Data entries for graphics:
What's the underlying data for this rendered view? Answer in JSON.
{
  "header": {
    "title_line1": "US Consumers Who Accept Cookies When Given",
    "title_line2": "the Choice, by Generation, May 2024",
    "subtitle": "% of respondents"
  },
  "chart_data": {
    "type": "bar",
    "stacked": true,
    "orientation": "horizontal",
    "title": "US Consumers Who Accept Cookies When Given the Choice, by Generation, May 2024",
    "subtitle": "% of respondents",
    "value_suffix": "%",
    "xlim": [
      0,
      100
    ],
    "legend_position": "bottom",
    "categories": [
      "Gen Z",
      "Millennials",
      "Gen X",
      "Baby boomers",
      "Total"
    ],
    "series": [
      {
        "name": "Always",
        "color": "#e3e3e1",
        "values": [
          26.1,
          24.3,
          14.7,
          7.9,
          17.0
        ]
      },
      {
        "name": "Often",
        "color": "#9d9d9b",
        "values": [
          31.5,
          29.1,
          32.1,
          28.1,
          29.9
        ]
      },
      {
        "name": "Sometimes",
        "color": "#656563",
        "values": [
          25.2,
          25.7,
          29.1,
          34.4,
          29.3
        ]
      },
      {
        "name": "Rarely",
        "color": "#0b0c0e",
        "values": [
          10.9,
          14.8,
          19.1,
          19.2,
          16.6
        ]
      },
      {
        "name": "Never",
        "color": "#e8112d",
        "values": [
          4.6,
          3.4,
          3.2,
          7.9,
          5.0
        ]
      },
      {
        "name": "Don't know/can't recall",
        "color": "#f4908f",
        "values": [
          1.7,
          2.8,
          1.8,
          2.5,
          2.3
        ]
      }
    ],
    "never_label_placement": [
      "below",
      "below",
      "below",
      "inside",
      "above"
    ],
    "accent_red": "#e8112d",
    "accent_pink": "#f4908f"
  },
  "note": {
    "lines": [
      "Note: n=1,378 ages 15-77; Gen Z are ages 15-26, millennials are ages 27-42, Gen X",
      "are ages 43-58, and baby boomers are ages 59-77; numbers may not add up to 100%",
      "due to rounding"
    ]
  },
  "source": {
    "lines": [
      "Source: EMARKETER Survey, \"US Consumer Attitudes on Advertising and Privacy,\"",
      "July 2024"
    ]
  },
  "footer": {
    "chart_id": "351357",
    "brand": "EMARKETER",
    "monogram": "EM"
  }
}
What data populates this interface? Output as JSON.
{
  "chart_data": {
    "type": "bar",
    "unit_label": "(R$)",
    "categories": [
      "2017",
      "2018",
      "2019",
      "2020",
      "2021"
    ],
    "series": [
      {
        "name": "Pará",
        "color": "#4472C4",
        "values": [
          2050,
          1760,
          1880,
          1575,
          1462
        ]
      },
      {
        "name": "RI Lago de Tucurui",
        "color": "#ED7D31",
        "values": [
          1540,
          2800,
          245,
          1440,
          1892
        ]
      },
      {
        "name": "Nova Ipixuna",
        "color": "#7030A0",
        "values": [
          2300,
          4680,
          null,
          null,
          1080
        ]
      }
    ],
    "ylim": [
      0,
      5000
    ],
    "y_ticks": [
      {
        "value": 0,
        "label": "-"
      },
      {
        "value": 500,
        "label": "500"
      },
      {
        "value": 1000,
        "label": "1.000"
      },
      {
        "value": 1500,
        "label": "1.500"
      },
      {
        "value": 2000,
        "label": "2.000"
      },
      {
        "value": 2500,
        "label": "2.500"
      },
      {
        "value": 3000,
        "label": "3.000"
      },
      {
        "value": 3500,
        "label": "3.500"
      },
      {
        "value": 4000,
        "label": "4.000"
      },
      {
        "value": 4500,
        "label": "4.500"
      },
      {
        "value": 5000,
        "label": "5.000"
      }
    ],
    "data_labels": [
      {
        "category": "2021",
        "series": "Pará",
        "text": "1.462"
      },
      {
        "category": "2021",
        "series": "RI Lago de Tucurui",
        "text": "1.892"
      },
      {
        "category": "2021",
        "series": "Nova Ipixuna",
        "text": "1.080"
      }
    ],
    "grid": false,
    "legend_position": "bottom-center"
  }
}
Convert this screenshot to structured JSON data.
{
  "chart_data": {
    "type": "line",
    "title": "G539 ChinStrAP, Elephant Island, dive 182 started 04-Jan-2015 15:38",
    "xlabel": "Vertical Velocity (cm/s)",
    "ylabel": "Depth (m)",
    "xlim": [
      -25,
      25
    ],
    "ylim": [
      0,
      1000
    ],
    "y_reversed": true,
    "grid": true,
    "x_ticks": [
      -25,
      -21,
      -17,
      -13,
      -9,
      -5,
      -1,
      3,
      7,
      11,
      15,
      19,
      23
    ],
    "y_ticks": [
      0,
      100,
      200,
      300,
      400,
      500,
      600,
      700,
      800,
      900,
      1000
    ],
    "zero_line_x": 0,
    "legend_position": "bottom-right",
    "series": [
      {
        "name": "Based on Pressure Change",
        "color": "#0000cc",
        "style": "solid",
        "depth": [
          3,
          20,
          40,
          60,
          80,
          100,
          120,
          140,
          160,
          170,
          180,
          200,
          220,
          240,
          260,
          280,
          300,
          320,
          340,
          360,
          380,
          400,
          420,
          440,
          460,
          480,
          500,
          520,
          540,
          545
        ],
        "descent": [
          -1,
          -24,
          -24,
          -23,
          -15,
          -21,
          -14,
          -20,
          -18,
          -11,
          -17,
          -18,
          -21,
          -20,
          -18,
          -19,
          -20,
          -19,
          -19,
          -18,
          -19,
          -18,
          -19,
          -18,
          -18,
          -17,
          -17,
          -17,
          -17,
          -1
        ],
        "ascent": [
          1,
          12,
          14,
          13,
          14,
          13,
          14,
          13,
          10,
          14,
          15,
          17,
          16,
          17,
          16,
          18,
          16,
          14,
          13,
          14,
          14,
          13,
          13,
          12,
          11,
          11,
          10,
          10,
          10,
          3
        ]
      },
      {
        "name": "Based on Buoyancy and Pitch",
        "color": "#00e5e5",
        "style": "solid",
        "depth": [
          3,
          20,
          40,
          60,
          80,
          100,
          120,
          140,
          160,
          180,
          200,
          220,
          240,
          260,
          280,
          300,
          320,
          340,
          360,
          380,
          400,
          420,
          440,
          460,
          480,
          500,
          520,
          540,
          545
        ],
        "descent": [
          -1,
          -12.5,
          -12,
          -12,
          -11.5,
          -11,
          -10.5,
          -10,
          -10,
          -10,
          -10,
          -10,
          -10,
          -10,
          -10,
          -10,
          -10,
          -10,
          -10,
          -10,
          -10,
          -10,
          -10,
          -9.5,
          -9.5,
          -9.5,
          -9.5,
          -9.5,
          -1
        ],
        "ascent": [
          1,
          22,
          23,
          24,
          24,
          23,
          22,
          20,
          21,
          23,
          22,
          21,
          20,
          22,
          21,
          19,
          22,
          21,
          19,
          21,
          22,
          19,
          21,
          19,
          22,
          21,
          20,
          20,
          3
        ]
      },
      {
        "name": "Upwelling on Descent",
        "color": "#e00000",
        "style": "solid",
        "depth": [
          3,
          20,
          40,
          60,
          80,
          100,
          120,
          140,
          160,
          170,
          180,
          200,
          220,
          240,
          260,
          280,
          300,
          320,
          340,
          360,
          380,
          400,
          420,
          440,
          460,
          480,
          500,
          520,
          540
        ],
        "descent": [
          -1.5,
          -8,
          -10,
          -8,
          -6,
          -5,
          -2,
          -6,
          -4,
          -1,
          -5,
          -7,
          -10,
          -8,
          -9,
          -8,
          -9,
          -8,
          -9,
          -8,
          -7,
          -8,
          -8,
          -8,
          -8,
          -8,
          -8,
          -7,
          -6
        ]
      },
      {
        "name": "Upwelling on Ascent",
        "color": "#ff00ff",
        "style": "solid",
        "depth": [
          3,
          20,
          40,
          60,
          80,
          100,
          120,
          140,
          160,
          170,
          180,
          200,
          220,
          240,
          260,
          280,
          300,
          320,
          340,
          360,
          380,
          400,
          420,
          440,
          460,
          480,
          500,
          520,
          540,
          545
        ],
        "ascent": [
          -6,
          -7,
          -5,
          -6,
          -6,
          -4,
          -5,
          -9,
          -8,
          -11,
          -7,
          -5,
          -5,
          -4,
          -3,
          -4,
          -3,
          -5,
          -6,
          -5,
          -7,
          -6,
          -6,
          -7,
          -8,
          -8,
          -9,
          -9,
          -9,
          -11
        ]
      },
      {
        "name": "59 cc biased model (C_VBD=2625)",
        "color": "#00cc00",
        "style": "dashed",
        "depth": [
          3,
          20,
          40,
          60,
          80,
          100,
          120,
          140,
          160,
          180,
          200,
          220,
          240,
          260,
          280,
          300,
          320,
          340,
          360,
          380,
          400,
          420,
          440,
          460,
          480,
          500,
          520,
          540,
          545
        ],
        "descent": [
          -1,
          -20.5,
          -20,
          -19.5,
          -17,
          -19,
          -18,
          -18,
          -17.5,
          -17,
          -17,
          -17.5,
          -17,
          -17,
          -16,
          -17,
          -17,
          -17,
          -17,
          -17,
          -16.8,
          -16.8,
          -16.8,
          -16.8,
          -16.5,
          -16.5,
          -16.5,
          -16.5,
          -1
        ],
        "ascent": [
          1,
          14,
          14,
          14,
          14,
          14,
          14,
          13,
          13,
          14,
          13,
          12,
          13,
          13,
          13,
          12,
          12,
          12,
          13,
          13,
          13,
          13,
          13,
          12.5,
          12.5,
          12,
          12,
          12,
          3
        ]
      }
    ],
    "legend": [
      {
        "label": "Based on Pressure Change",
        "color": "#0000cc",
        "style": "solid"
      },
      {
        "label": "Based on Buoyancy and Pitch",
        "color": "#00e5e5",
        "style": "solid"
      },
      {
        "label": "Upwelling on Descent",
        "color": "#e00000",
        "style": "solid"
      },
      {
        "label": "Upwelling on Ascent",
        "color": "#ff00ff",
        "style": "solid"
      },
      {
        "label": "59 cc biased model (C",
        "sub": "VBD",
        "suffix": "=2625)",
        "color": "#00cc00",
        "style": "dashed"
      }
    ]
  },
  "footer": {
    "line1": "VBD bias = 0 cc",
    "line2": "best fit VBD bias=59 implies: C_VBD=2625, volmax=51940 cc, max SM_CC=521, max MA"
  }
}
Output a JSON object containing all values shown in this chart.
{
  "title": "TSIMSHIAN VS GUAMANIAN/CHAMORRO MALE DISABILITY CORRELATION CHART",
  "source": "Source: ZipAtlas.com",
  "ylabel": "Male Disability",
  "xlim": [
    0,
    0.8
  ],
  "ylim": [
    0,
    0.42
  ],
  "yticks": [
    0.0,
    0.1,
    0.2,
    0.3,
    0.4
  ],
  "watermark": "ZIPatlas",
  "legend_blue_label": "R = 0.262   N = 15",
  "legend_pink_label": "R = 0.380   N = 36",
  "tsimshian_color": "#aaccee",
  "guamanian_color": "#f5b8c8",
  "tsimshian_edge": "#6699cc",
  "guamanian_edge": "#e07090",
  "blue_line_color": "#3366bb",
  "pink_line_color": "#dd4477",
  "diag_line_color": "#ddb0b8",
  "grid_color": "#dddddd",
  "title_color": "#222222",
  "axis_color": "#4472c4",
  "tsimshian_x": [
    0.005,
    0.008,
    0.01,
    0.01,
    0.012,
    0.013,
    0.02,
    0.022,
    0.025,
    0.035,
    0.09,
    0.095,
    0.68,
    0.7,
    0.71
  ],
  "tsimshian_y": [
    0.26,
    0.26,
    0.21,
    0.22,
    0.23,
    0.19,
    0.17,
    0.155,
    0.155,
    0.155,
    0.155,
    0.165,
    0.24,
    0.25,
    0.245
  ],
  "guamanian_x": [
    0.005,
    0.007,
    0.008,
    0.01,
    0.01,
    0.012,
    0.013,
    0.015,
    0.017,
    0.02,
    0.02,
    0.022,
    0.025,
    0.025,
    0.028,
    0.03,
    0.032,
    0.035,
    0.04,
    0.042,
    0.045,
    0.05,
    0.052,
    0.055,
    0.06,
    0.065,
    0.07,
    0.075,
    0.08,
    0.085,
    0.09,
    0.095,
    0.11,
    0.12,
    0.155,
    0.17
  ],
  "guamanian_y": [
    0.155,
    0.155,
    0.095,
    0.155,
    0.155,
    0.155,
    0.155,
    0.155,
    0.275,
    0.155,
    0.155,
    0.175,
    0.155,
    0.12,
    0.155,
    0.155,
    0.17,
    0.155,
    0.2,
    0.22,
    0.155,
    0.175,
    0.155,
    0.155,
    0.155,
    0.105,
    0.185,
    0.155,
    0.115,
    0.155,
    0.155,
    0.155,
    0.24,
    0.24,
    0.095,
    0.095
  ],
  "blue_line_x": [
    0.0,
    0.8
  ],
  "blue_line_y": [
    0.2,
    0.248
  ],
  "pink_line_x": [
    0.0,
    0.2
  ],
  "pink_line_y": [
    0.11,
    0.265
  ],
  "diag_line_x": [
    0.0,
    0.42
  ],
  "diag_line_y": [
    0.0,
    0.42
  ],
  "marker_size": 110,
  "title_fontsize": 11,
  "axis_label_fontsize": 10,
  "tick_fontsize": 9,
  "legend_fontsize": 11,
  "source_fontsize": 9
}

## Instructions to follow
Looking at the material above, count the lines that hold "respondents" and give the total alone.

## Task solution
2